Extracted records
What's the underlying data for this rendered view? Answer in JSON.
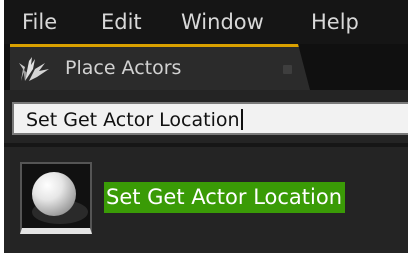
{
  "menu": {
    "file": "File",
    "edit": "Edit",
    "window": "Window",
    "help": "Help"
  },
  "tab": {
    "icon": "place-actors-icon",
    "label": "Place Actors",
    "close_icon": "close-icon",
    "accent_color": "#d9a000"
  },
  "search": {
    "value": "Set Get Actor Location"
  },
  "results": [
    {
      "thumbnail_icon": "sphere-thumbnail-icon",
      "label": "Set Get Actor Location",
      "highlight_color": "#3a9b06"
    }
  ]
}
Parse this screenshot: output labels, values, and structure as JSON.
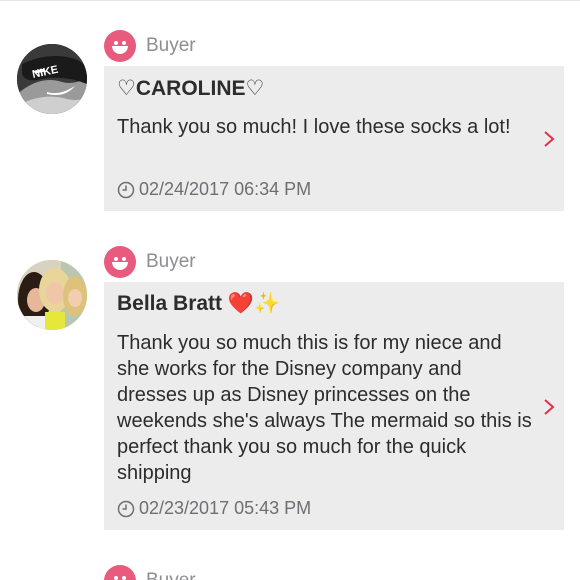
{
  "reviews": [
    {
      "role": "Buyer",
      "name": "♡CAROLINE♡",
      "message": "Thank you so much! I love these socks a lot!",
      "timestamp": "02/24/2017 06:34 PM",
      "avatar_icon": "nike-shoes-photo"
    },
    {
      "role": "Buyer",
      "name": "Bella Bratt",
      "name_emoji": "❤️✨",
      "message": "Thank you so much this is for my niece and she works for the Disney company and dresses up as Disney princesses on the weekends she's always The mermaid so this is perfect thank you so much for the quick shipping",
      "timestamp": "02/23/2017 05:43 PM",
      "avatar_icon": "group-selfie-photo"
    },
    {
      "role": "Buyer"
    }
  ],
  "colors": {
    "accent_pink": "#e85a7e",
    "bubble_bg": "#ececec",
    "chevron_red": "#e0304a",
    "muted_text": "#8e8e93"
  },
  "icons": {
    "buyer_badge": "smiley-face-icon",
    "timestamp": "clock-icon",
    "detail": "chevron-right-icon"
  }
}
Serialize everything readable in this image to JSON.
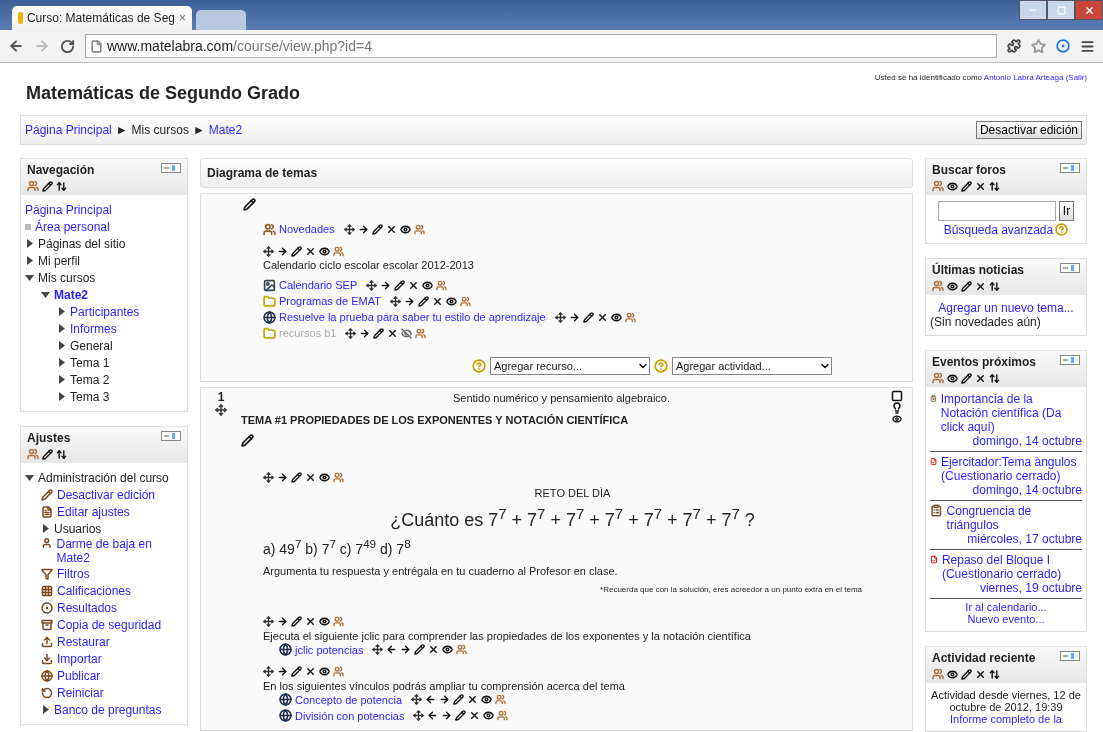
{
  "browser": {
    "tab_title": "Curso: Matemáticas de Seg",
    "tab_close": "×",
    "url_host": "www.matelabra.com",
    "url_path": "/course/view.php?id=4"
  },
  "header": {
    "title": "Matemáticas de Segundo Grado",
    "login_text": "Usted se ha identificado como",
    "user": "Antonio Labra Arteaga",
    "logout": "(Salir)"
  },
  "breadcrumb": {
    "separator": "►",
    "items": [
      {
        "label": "Página Principal",
        "link": true
      },
      {
        "label": "Mis cursos",
        "link": false
      },
      {
        "label": "Mate2",
        "link": true
      }
    ]
  },
  "edit_button": "Desactivar edición",
  "navigation": {
    "title": "Navegación",
    "items": [
      {
        "label": "Página Principal",
        "kind": "plain",
        "link": true,
        "current": false
      },
      {
        "label": "Área personal",
        "kind": "bullet",
        "link": true,
        "current": false
      },
      {
        "label": "Páginas del sitio",
        "kind": "branch",
        "expanded": false,
        "link": false,
        "current": false
      },
      {
        "label": "Mi perfil",
        "kind": "branch",
        "expanded": false,
        "link": false,
        "current": false
      },
      {
        "label": "Mis cursos",
        "kind": "branch",
        "expanded": true,
        "link": false,
        "current": false,
        "children": [
          {
            "label": "Mate2",
            "kind": "branch",
            "expanded": true,
            "link": true,
            "current": true,
            "children": [
              {
                "label": "Participantes",
                "kind": "branch",
                "expanded": false,
                "link": true,
                "current": false
              },
              {
                "label": "Informes",
                "kind": "branch",
                "expanded": false,
                "link": true,
                "current": false
              },
              {
                "label": "General",
                "kind": "branch",
                "expanded": false,
                "link": false,
                "current": false
              },
              {
                "label": "Tema 1",
                "kind": "branch",
                "expanded": false,
                "link": false,
                "current": false
              },
              {
                "label": "Tema 2",
                "kind": "branch",
                "expanded": false,
                "link": false,
                "current": false
              },
              {
                "label": "Tema 3",
                "kind": "branch",
                "expanded": false,
                "link": false,
                "current": false
              }
            ]
          }
        ]
      }
    ]
  },
  "settings": {
    "title": "Ajustes",
    "items": [
      {
        "label": "Administración del curso",
        "kind": "branch",
        "expanded": true,
        "link": false,
        "current": false,
        "children": [
          {
            "label": "Desactivar edición",
            "kind": "icon",
            "link": true,
            "current": false
          },
          {
            "label": "Editar ajustes",
            "kind": "icon",
            "link": true,
            "current": false
          },
          {
            "label": "Usuarios",
            "kind": "branch",
            "expanded": false,
            "link": false,
            "current": false
          },
          {
            "label": "Darme de baja en Mate2",
            "kind": "icon",
            "link": true,
            "current": false
          },
          {
            "label": "Filtros",
            "kind": "icon",
            "link": true,
            "current": false
          },
          {
            "label": "Calificaciones",
            "kind": "icon",
            "link": true,
            "current": false
          },
          {
            "label": "Resultados",
            "kind": "icon",
            "link": true,
            "current": false
          },
          {
            "label": "Copia de seguridad",
            "kind": "icon",
            "link": true,
            "current": false
          },
          {
            "label": "Restaurar",
            "kind": "icon",
            "link": true,
            "current": false
          },
          {
            "label": "Importar",
            "kind": "icon",
            "link": true,
            "current": false
          },
          {
            "label": "Publicar",
            "kind": "icon",
            "link": true,
            "current": false
          },
          {
            "label": "Reiniciar",
            "kind": "icon",
            "link": true,
            "current": false
          },
          {
            "label": "Banco de preguntas",
            "kind": "branch",
            "expanded": false,
            "link": true,
            "current": false
          }
        ]
      }
    ]
  },
  "main": {
    "title": "Diagrama de temas",
    "section0": {
      "modules": [
        {
          "kind": "forum",
          "title": "Novedades",
          "indented": false,
          "hidden": false
        },
        {
          "kind": "label",
          "indented": false,
          "hidden": false,
          "lines": [
            {
              "kind": "text",
              "text": "Calendario ciclo escolar escolar  2012-2013"
            }
          ]
        },
        {
          "kind": "image",
          "title": "Calendario SEP",
          "indented": false,
          "hidden": false
        },
        {
          "kind": "folder",
          "title": "Programas de EMAT",
          "indented": false,
          "hidden": false
        },
        {
          "kind": "url",
          "title": "Resuelve la prueba para saber tu estilo de aprendizaje",
          "indented": false,
          "hidden": false
        },
        {
          "kind": "folder",
          "title": "recursos b1",
          "indented": false,
          "hidden": true
        }
      ],
      "add_resource": "Agregar recurso...",
      "add_activity": "Agregar actividad..."
    },
    "section1": {
      "number": "1",
      "summary": "Sentido numérico y pensamiento algebraico.",
      "title": "TEMA #1 PROPIEDADES DE LOS EXPONENTES Y NOTACIÓN CIENTÍFICA",
      "modules": [
        {
          "kind": "label",
          "indented": false,
          "hidden": false,
          "lines": [
            {
              "kind": "center",
              "text": "RETO DEL DÌA"
            },
            {
              "kind": "question",
              "text": "¿Cuánto es 7$^{7}$ + 7$^{7}$ + 7$^{7}$ + 7$^{7}$ + 7$^{7}$ + 7$^{7}$ + 7$^{7}$ ?"
            },
            {
              "kind": "answers",
              "text": "a) 49$^{7}$   b) 7$^{7}$   c) 7$^{49}$  d) 7$^{8}$"
            },
            {
              "kind": "text",
              "text": "Argumenta tu respuesta y entrégala en tu cuaderno al Profesor en clase."
            },
            {
              "kind": "note",
              "text": "*Recuerda que con la solución, eres acreedor a un punto extra en el tema"
            }
          ]
        },
        {
          "kind": "label",
          "indented": false,
          "hidden": false,
          "lines": [
            {
              "kind": "text",
              "text": "Ejecuta el siguiente jclic para comprender las propiedades de los exponentes y la notación científica"
            }
          ]
        },
        {
          "kind": "url",
          "title": "jclic potencias",
          "indented": true,
          "hidden": false
        },
        {
          "kind": "label",
          "indented": false,
          "hidden": false,
          "lines": [
            {
              "kind": "text",
              "text": "En los siguientes vínculos podrás ampliar tu comprensión acerca del tema"
            }
          ]
        },
        {
          "kind": "url",
          "title": "Concepto de potencia",
          "indented": true,
          "hidden": false
        },
        {
          "kind": "url",
          "title": "División con potencias",
          "indented": true,
          "hidden": false
        }
      ]
    }
  },
  "search_forums": {
    "title": "Buscar foros",
    "button": "Ir",
    "advanced": "Búsqueda avanzada"
  },
  "news": {
    "title": "Últimas noticias",
    "add": "Agregar un nuevo tema...",
    "empty": "(Sin novedades aún)"
  },
  "events": {
    "title": "Eventos próximos",
    "items": [
      {
        "kind": "assignment",
        "title": "Importancia de la Notación científica (Da click aquí)",
        "date": "domingo, 14 octubre"
      },
      {
        "kind": "quiz",
        "title": "Ejercitador:Tema àngulos (Cuestionario cerrado)",
        "date": "domingo, 14 octubre"
      },
      {
        "kind": "assignment",
        "title": "Congruencia de triángulos",
        "date": "miércoles, 17 octubre"
      },
      {
        "kind": "quiz",
        "title": "Repaso del Bloque I (Cuestionario cerrado)",
        "date": "viernes, 19 octubre"
      }
    ],
    "calendar_link": "Ir al calendario...",
    "new_event": "Nuevo evento..."
  },
  "recent": {
    "title": "Actividad reciente",
    "since": "Actividad desde viernes, 12 de octubre de 2012, 19:39",
    "report": "Informe completo de la"
  }
}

> WORK TO BE COMPLETED
Copy each line containing the word "Desactivar" from the data.

> TASK SOLUTION
  "edit_button": "Desactivar edición",
            "label": "Desactivar edición",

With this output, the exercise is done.